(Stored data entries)
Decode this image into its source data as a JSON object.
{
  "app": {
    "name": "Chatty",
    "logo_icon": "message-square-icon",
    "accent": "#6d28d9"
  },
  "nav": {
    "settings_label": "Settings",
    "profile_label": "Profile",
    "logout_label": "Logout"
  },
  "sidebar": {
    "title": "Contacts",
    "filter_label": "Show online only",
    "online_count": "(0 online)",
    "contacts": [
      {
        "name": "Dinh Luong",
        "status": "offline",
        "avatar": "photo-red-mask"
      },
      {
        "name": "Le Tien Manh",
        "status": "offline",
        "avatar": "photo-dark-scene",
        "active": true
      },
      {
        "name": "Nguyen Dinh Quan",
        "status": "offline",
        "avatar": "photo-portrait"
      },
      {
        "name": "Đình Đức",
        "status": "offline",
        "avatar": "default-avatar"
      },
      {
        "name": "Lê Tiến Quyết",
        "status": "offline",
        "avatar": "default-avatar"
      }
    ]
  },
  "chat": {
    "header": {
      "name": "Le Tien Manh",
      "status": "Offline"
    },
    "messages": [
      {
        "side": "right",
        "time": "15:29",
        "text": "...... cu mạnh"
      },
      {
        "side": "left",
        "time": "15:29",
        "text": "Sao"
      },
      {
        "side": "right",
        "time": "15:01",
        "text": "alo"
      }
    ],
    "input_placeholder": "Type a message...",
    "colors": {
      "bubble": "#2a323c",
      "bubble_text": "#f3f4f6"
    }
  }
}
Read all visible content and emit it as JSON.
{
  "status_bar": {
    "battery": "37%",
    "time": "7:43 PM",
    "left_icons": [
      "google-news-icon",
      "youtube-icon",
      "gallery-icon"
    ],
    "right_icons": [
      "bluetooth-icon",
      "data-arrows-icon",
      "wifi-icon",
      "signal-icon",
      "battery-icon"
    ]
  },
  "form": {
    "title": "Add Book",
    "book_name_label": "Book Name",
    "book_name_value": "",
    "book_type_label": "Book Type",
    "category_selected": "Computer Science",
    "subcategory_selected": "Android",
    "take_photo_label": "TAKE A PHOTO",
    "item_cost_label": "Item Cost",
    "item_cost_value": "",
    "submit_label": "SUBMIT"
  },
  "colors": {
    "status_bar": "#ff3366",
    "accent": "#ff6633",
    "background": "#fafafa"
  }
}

Prompt:
Extract all of the data above and output it character for character.

Exercise output:
Decode this image into its source data as a JSON object.
{
  "app": {
    "name": "Chatty",
    "logo_icon": "message-square-icon",
    "accent": "#6d28d9"
  },
  "nav": {
    "settings_label": "Settings",
    "profile_label": "Profile",
    "logout_label": "Logout"
  },
  "sidebar": {
    "title": "Contacts",
    "filter_label": "Show online only",
    "online_count": "(0 online)",
    "contacts": [
      {
        "name": "Dinh Luong",
        "status": "offline",
        "avatar": "photo-red-mask"
      },
      {
        "name": "Le Tien Manh",
        "status": "offline",
        "avatar": "photo-dark-scene",
        "active": true
      },
      {
        "name": "Nguyen Dinh Quan",
        "status": "offline",
        "avatar": "photo-portrait"
      },
      {
        "name": "Đình Đức",
        "status": "offline",
        "avatar": "default-avatar"
      },
      {
        "name": "Lê Tiến Quyết",
        "status": "offline",
        "avatar": "default-avatar"
      }
    ]
  },
  "chat": {
    "header": {
      "name": "Le Tien Manh",
      "status": "Offline"
    },
    "messages": [
      {
        "side": "right",
        "time": "15:29",
        "text": "...... cu mạnh"
      },
      {
        "side": "left",
        "time": "15:29",
        "text": "Sao"
      },
      {
        "side": "right",
        "time": "15:01",
        "text": "alo"
      }
    ],
    "input_placeholder": "Type a message...",
    "colors": {
      "bubble": "#2a323c",
      "bubble_text": "#f3f4f6"
    }
  }
}
Read all visible content and emit it as JSON.
{
  "status_bar": {
    "battery": "37%",
    "time": "7:43 PM",
    "left_icons": [
      "google-news-icon",
      "youtube-icon",
      "gallery-icon"
    ],
    "right_icons": [
      "bluetooth-icon",
      "data-arrows-icon",
      "wifi-icon",
      "signal-icon",
      "battery-icon"
    ]
  },
  "form": {
    "title": "Add Book",
    "book_name_label": "Book Name",
    "book_name_value": "",
    "book_type_label": "Book Type",
    "category_selected": "Computer Science",
    "subcategory_selected": "Android",
    "take_photo_label": "TAKE A PHOTO",
    "item_cost_label": "Item Cost",
    "item_cost_value": "",
    "submit_label": "SUBMIT"
  },
  "colors": {
    "status_bar": "#ff3366",
    "accent": "#ff6633",
    "background": "#fafafa"
  }
}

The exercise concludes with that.